**REQUIRED WORK**. Where the word "time" occurs in a line, return that line.

:: GIVEN RECORDS

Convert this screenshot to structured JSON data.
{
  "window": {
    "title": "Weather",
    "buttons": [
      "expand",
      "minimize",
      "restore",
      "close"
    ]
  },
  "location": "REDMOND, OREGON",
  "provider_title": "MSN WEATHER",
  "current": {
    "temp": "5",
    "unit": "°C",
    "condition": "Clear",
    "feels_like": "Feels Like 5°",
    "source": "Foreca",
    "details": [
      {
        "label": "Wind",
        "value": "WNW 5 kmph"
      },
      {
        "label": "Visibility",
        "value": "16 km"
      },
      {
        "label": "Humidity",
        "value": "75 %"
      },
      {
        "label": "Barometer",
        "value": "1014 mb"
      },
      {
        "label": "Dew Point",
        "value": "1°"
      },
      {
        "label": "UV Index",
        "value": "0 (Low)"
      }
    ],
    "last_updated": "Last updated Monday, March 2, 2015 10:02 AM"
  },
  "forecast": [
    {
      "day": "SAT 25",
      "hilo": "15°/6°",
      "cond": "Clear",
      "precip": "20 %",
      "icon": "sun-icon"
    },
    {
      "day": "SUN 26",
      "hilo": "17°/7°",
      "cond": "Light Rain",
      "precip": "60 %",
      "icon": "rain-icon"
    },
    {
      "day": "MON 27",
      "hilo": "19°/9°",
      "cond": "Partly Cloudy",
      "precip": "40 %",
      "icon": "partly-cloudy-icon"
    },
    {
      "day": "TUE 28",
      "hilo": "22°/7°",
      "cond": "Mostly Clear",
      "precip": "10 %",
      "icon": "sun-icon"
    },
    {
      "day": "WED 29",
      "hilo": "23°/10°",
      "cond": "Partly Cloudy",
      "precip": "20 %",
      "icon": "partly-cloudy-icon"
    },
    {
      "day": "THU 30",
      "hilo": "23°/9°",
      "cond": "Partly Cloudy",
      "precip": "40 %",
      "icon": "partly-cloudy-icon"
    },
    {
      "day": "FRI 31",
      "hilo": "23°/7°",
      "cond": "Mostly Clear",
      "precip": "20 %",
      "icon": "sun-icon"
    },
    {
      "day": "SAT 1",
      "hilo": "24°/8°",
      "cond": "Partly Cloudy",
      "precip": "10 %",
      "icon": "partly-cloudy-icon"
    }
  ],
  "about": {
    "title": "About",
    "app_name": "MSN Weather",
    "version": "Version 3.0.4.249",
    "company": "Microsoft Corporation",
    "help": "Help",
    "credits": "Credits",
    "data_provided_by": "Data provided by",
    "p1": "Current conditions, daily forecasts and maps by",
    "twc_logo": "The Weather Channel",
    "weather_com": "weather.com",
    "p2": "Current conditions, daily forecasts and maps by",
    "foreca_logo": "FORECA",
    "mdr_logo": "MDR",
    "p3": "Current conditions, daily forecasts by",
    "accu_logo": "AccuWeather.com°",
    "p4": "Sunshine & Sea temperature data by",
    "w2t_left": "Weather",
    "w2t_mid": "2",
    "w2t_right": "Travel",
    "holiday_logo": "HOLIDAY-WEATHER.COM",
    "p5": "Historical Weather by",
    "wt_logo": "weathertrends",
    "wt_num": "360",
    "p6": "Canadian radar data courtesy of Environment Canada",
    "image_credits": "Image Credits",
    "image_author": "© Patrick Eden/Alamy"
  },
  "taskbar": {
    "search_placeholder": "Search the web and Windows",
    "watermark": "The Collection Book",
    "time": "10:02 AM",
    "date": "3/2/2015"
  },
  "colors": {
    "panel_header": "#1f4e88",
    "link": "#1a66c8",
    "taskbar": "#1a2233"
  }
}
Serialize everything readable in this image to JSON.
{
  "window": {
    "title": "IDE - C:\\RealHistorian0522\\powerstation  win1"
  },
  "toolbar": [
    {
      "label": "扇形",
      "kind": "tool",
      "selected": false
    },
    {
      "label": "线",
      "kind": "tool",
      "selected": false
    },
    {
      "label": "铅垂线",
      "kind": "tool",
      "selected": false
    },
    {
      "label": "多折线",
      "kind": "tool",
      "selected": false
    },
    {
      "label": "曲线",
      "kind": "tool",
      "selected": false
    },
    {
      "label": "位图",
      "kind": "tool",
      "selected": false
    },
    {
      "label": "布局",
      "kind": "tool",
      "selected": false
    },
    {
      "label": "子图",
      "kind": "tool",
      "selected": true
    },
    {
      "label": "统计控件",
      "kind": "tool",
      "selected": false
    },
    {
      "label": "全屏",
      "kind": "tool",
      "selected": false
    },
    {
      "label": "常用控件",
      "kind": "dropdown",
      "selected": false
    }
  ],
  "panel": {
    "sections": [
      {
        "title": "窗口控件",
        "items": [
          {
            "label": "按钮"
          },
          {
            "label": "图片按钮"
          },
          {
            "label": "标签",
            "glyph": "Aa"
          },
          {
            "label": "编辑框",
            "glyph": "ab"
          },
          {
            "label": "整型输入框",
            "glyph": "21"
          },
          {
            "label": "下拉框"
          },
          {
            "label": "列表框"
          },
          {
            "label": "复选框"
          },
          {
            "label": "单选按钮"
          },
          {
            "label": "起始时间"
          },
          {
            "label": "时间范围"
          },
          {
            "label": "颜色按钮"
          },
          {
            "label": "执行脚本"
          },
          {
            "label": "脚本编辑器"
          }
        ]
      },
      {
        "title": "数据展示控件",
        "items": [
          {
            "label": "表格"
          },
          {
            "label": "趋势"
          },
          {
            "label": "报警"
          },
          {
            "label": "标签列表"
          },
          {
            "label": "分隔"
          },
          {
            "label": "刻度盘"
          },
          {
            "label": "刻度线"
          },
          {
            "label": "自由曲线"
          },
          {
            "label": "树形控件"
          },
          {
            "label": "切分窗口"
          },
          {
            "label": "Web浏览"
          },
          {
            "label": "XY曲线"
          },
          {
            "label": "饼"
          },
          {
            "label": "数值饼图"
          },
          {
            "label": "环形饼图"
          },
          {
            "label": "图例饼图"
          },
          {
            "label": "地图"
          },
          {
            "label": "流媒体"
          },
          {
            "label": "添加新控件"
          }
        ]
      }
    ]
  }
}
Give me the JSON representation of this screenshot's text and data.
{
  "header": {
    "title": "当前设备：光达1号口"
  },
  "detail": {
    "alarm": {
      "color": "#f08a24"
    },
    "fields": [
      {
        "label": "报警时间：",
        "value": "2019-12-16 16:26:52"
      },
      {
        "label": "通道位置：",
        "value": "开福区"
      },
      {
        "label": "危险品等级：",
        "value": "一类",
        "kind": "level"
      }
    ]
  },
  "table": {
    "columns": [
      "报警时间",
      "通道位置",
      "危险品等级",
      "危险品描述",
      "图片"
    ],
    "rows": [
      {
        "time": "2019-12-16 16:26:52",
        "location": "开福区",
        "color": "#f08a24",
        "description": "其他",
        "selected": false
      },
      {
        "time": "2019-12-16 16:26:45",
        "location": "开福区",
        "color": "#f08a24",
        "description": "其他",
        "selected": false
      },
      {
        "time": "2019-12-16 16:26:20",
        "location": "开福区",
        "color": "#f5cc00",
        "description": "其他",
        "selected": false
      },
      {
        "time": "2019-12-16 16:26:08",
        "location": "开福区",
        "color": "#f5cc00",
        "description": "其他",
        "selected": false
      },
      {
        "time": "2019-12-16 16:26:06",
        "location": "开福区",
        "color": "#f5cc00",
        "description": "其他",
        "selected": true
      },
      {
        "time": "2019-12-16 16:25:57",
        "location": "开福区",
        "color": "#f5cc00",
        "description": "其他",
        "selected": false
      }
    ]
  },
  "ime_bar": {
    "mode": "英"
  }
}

::::

**WRITTEN SOLUTION**.
    "time": "10:02 AM",
        "time": "2019-12-16 16:26:52",
        "time": "2019-12-16 16:26:45",
        "time": "2019-12-16 16:26:20",
        "time": "2019-12-16 16:26:08",
        "time": "2019-12-16 16:26:06",
        "time": "2019-12-16 16:25:57",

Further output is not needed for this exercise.